__SHORT PROBLEM__
Transcribe every line of the material below verbatim, leaving out the pictures.
%%
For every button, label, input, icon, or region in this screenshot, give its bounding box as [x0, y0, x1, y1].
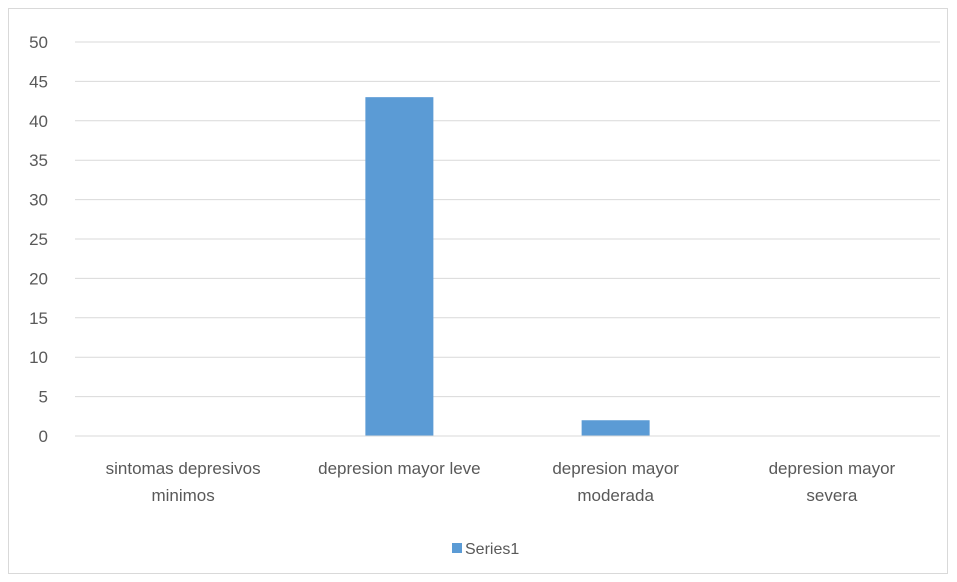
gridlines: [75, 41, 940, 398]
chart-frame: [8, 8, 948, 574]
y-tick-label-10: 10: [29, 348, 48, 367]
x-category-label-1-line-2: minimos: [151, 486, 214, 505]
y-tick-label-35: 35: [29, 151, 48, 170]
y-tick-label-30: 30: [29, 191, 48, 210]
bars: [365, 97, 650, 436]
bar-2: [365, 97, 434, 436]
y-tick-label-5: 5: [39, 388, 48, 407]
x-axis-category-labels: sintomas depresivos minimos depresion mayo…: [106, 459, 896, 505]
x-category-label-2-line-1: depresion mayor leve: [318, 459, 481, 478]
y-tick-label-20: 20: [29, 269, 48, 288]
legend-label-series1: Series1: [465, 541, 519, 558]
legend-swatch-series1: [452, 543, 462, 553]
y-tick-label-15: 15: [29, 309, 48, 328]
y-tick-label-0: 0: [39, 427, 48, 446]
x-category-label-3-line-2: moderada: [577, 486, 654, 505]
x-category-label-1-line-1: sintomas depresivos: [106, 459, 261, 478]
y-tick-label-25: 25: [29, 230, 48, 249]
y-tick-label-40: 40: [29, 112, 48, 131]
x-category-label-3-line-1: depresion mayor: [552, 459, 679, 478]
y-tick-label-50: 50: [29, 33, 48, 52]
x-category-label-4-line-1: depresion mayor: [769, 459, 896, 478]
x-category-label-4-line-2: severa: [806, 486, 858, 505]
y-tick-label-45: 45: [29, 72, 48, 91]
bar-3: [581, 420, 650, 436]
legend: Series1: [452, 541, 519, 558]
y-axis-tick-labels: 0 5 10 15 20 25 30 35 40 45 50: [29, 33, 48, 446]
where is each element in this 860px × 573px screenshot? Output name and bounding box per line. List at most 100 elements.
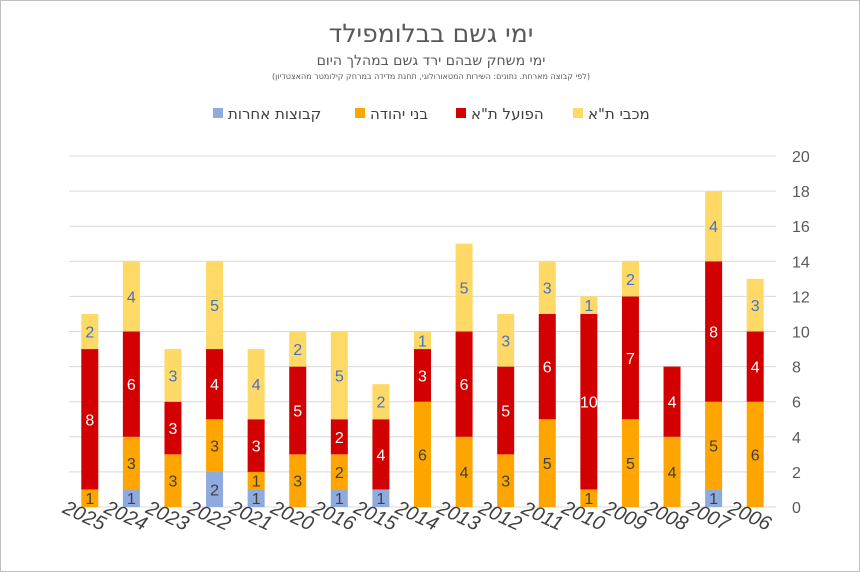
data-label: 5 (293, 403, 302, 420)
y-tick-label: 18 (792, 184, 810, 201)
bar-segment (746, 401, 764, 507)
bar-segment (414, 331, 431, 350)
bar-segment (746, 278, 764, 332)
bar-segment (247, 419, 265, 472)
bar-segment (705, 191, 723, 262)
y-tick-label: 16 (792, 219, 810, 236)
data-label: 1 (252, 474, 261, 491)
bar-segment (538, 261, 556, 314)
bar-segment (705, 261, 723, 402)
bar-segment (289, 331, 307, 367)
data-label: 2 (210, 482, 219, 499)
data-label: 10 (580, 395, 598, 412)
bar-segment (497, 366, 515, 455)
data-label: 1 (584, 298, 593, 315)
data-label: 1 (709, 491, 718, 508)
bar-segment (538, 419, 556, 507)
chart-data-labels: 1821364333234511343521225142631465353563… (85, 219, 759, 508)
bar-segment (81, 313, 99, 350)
%%
__FINAL RESULT__
For every button, label, input, icon, or region in this screenshot, give its bounding box as [x0, y0, x1, y1].
gridlines: [75, 41, 940, 398]
chart-frame: [8, 8, 948, 574]
y-tick-label-10: 10: [29, 348, 48, 367]
x-category-label-1-line-2: minimos: [151, 486, 214, 505]
y-tick-label-35: 35: [29, 151, 48, 170]
y-tick-label-30: 30: [29, 191, 48, 210]
bars: [365, 97, 650, 436]
bar-2: [365, 97, 434, 436]
y-tick-label-5: 5: [39, 388, 48, 407]
x-axis-category-labels: sintomas depresivos minimos depresion mayo…: [106, 459, 896, 505]
x-category-label-2-line-1: depresion mayor leve: [318, 459, 481, 478]
y-tick-label-20: 20: [29, 269, 48, 288]
legend-label-series1: Series1: [465, 541, 519, 558]
legend-swatch-series1: [452, 543, 462, 553]
y-tick-label-15: 15: [29, 309, 48, 328]
y-tick-label-0: 0: [39, 427, 48, 446]
x-category-label-3-line-2: moderada: [577, 486, 654, 505]
x-category-label-1-line-1: sintomas depresivos: [106, 459, 261, 478]
y-tick-label-25: 25: [29, 230, 48, 249]
y-tick-label-40: 40: [29, 112, 48, 131]
x-category-label-3-line-1: depresion mayor: [552, 459, 679, 478]
y-tick-label-50: 50: [29, 33, 48, 52]
x-category-label-4-line-1: depresion mayor: [769, 459, 896, 478]
x-category-label-4-line-2: severa: [806, 486, 858, 505]
y-tick-label-45: 45: [29, 72, 48, 91]
bar-3: [581, 420, 650, 436]
legend: Series1: [452, 541, 519, 558]
y-axis-tick-labels: 0 5 10 15 20 25 30 35 40 45 50: [29, 33, 48, 446]
where is each element in this 860px × 573px screenshot? Output name and bounding box per line. List at most 100 elements.
data-label: 5 (293, 403, 302, 420)
y-tick-label: 18 (792, 184, 810, 201)
bar-segment (746, 401, 764, 507)
bar-segment (414, 331, 431, 350)
bar-segment (746, 278, 764, 332)
bar-segment (247, 419, 265, 472)
bar-segment (705, 191, 723, 262)
y-tick-label: 16 (792, 219, 810, 236)
data-label: 1 (252, 474, 261, 491)
bar-segment (538, 261, 556, 314)
bar-segment (705, 261, 723, 402)
bar-segment (289, 331, 307, 367)
data-label: 2 (210, 482, 219, 499)
data-label: 10 (580, 395, 598, 412)
bar-segment (497, 366, 515, 455)
data-label: 1 (584, 298, 593, 315)
data-label: 1 (709, 491, 718, 508)
bar-segment (538, 419, 556, 507)
chart-data-labels: 1821364333234511343521225142631465353563… (85, 219, 759, 508)
bar-segment (81, 313, 99, 350)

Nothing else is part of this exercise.